The task >>
Repeat the data below word for word, from the line with "Patent image size: (1045, 791)." to the line with "The screw 57 is at (710, 453).", and nothing else.

Records for the task >>
* * * * * * * * *

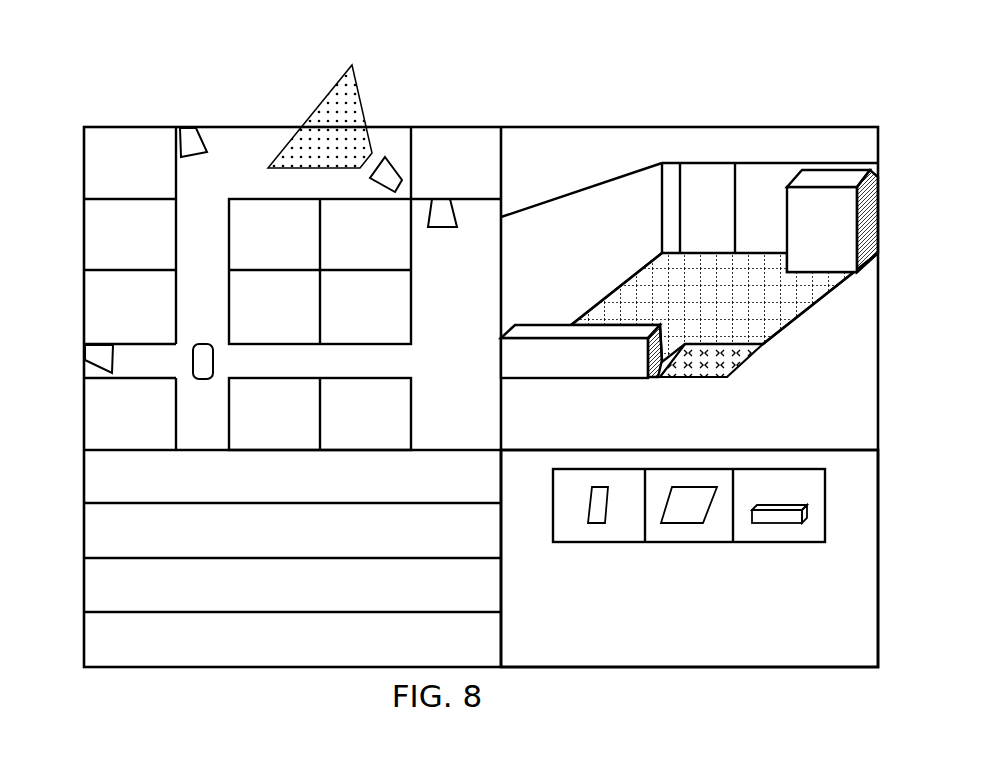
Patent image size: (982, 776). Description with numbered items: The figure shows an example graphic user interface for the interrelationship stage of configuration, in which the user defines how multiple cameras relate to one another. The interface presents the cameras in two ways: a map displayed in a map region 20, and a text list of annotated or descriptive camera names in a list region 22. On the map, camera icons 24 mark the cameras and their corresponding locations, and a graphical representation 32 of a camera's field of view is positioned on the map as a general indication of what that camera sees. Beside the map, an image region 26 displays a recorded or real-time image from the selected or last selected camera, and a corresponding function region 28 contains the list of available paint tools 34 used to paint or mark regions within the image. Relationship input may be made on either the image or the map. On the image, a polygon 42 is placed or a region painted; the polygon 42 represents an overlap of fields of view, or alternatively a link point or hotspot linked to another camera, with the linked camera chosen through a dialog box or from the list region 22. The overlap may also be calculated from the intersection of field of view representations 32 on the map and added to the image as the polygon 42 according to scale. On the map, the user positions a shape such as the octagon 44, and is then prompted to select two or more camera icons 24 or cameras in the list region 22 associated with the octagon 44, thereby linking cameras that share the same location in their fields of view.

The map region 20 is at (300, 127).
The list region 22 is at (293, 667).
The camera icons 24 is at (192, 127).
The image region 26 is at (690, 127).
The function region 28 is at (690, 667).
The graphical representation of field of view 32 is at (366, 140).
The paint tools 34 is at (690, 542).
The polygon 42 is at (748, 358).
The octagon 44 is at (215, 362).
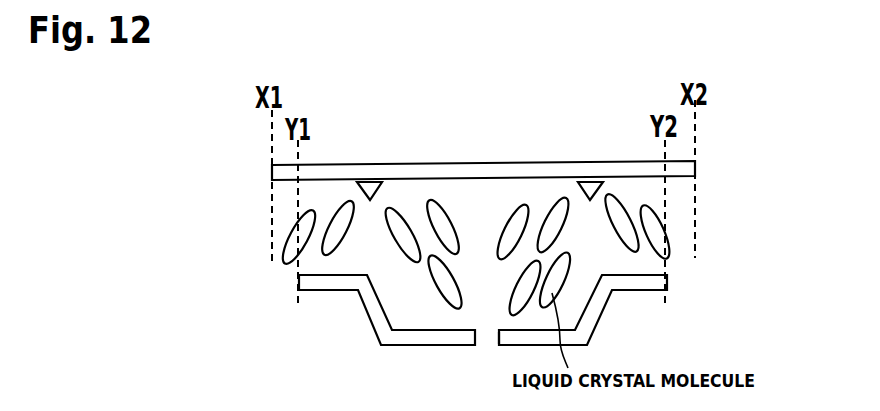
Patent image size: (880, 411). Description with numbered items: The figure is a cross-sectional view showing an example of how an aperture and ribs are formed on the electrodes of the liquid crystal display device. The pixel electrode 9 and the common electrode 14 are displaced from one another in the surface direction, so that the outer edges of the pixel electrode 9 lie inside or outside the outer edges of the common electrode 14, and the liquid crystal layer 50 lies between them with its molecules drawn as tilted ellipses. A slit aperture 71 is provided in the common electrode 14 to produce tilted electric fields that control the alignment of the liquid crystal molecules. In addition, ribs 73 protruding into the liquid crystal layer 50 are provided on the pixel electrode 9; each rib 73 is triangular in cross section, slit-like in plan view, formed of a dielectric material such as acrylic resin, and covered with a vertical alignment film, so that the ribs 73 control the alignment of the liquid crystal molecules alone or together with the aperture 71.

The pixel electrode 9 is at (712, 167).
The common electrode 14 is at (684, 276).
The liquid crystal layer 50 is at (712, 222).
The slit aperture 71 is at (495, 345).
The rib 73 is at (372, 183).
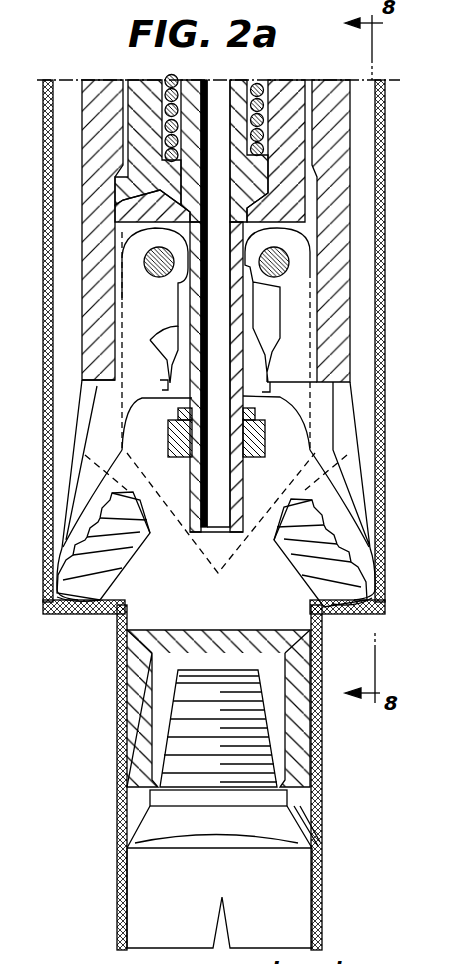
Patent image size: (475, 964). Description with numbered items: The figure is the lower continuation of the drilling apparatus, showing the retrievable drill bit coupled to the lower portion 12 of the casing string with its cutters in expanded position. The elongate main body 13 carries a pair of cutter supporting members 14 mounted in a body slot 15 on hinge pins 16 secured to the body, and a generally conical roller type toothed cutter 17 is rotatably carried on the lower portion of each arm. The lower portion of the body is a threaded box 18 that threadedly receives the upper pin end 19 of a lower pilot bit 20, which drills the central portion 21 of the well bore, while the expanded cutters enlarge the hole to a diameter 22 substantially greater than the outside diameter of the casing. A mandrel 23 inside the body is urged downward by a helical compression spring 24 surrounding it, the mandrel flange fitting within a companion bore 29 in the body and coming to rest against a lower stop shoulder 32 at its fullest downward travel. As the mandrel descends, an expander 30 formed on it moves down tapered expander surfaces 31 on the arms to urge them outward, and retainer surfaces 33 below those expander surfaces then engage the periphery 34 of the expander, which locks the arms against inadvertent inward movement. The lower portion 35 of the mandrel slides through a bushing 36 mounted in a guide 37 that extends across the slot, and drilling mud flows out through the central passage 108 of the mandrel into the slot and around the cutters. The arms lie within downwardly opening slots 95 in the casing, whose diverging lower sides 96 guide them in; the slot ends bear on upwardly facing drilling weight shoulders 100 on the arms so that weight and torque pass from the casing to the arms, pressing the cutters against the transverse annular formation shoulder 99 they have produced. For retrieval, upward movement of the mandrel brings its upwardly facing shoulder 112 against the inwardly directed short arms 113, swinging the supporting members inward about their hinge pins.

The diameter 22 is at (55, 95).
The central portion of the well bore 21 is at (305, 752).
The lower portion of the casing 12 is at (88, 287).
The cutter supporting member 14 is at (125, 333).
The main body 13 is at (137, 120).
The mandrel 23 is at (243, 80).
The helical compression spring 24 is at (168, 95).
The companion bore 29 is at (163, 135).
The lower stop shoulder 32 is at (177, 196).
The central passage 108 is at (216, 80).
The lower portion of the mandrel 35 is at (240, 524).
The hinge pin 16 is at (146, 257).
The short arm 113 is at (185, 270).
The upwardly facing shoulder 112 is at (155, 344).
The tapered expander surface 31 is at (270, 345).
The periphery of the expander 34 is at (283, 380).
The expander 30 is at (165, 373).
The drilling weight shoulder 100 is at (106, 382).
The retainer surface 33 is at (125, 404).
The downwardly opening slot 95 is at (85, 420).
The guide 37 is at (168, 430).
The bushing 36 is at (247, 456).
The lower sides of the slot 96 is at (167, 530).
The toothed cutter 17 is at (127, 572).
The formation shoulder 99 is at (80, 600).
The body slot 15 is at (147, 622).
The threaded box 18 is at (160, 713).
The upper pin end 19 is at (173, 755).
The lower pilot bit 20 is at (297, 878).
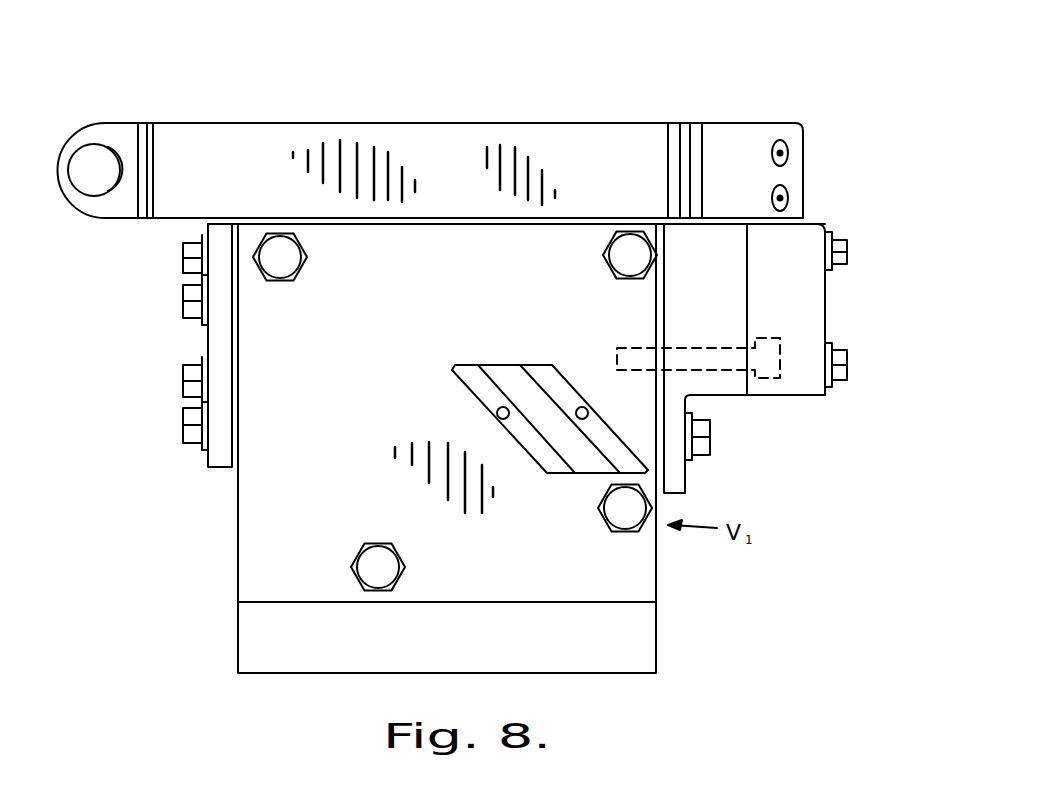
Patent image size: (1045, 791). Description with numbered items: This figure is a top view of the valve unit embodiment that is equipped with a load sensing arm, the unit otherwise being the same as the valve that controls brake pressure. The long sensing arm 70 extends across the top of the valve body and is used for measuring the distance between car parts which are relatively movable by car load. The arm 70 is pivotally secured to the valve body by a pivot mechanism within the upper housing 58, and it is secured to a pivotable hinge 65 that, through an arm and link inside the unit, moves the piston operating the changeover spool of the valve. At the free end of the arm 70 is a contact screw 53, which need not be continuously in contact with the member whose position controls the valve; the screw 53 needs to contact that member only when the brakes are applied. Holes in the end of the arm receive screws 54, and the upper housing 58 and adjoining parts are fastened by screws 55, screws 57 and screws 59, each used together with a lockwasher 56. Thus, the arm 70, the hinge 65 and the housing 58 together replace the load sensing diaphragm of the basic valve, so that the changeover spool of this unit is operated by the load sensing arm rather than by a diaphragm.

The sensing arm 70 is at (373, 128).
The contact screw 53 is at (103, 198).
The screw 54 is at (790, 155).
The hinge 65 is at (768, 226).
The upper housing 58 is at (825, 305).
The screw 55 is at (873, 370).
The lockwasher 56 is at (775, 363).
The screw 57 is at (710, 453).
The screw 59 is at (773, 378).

* * * * * * * * *

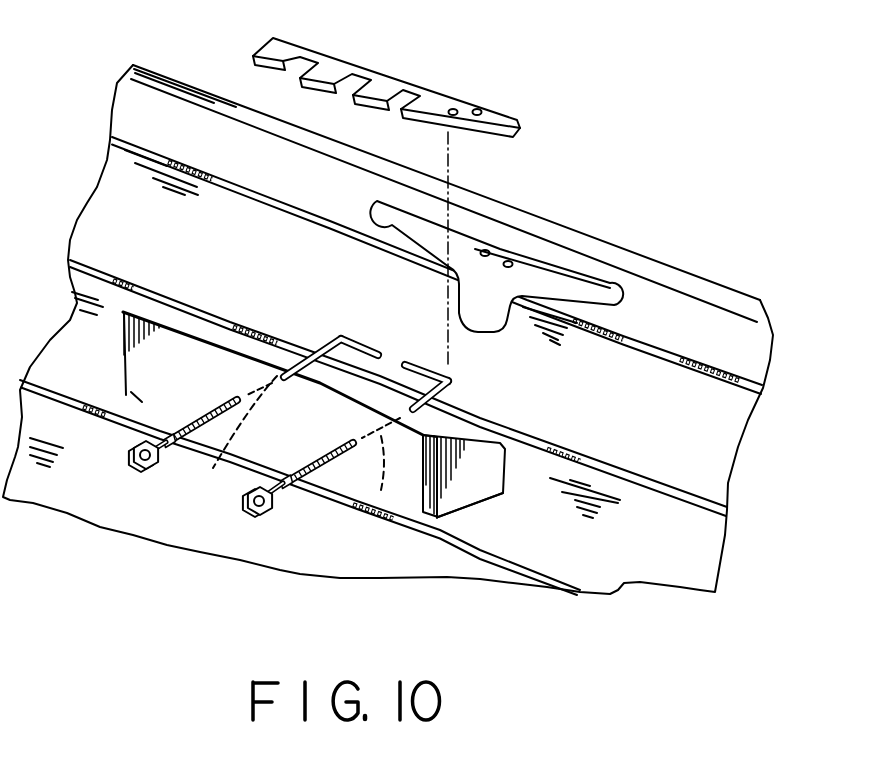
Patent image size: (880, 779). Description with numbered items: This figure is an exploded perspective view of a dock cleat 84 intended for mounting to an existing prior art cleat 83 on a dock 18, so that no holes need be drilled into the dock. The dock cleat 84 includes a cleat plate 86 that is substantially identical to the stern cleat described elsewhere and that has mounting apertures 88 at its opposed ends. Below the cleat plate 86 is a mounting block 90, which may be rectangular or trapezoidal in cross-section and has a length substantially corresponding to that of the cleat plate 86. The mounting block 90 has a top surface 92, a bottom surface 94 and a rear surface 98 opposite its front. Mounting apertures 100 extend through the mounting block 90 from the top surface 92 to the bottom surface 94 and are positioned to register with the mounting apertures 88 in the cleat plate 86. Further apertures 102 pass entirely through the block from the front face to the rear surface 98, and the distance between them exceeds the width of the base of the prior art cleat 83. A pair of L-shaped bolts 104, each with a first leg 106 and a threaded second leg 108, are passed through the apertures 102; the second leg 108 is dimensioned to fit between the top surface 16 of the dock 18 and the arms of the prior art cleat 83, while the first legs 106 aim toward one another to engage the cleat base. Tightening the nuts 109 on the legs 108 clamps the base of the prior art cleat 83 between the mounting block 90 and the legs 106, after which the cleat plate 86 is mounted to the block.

* * * * * * * * *

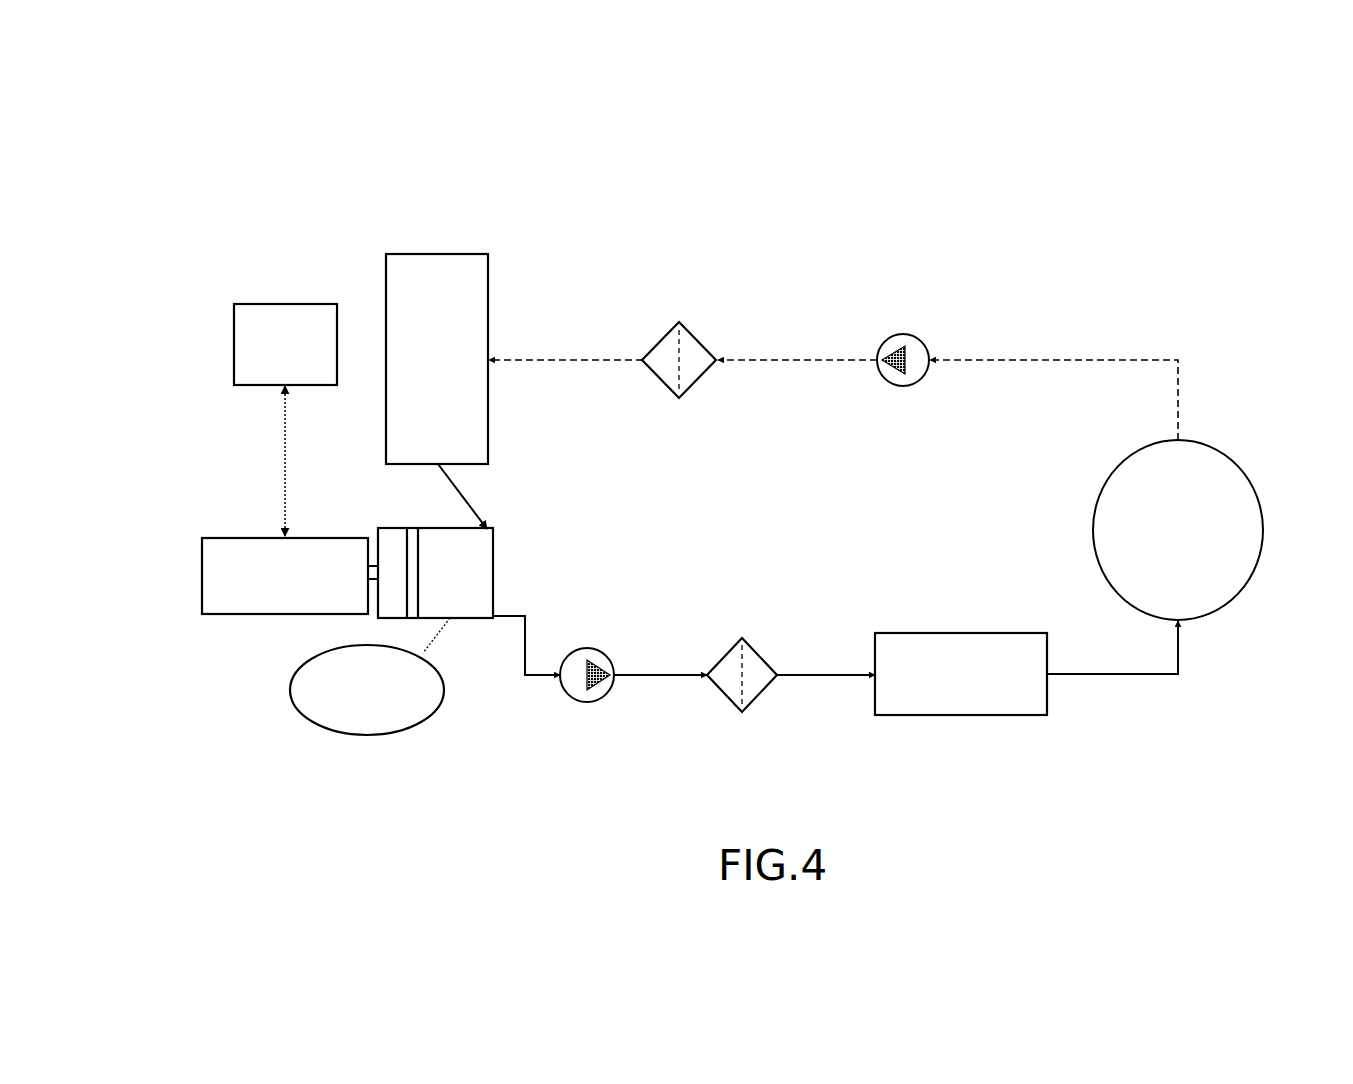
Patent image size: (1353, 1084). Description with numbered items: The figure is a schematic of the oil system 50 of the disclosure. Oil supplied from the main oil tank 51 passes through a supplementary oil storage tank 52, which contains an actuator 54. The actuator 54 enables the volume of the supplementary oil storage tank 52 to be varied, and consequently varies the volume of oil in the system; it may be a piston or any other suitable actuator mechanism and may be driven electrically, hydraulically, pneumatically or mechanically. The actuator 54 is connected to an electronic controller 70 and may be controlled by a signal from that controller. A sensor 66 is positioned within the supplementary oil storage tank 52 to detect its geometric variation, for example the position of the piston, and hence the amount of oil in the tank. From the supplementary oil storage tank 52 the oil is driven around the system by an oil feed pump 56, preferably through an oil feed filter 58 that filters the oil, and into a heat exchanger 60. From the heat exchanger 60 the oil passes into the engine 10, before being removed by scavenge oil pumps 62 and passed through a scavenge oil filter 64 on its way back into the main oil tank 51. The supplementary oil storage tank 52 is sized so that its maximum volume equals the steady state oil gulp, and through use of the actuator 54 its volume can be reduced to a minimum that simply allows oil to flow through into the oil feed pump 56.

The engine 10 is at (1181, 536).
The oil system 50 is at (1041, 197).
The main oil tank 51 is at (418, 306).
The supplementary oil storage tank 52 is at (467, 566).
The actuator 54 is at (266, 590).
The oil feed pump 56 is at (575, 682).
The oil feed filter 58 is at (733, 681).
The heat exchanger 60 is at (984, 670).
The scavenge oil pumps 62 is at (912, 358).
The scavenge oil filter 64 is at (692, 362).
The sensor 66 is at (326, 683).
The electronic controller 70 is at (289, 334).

* * * * * * * * *

Answer for the task >>
Patent image size: (1045, 791). Description with numbered items: This figure is a top view of the valve unit embodiment that is equipped with a load sensing arm, the unit otherwise being the same as the valve that controls brake pressure. The long sensing arm 70 extends across the top of the valve body and is used for measuring the distance between car parts which are relatively movable by car load. The arm 70 is pivotally secured to the valve body by a pivot mechanism within the upper housing 58, and it is secured to a pivotable hinge 65 that, through an arm and link inside the unit, moves the piston operating the changeover spool of the valve. At the free end of the arm 70 is a contact screw 53, which need not be continuously in contact with the member whose position controls the valve; the screw 53 needs to contact that member only when the brakes are applied. Holes in the end of the arm receive screws 54, and the upper housing 58 and adjoining parts are fastened by screws 55, screws 57 and screws 59, each used together with a lockwasher 56. Thus, the arm 70, the hinge 65 and the housing 58 together replace the load sensing diaphragm of the basic valve, so that the changeover spool of this unit is operated by the load sensing arm rather than by a diaphragm.

The sensing arm 70 is at (373, 128).
The contact screw 53 is at (103, 198).
The screw 54 is at (790, 155).
The hinge 65 is at (768, 226).
The upper housing 58 is at (825, 305).
The screw 55 is at (873, 370).
The lockwasher 56 is at (775, 363).
The screw 57 is at (710, 453).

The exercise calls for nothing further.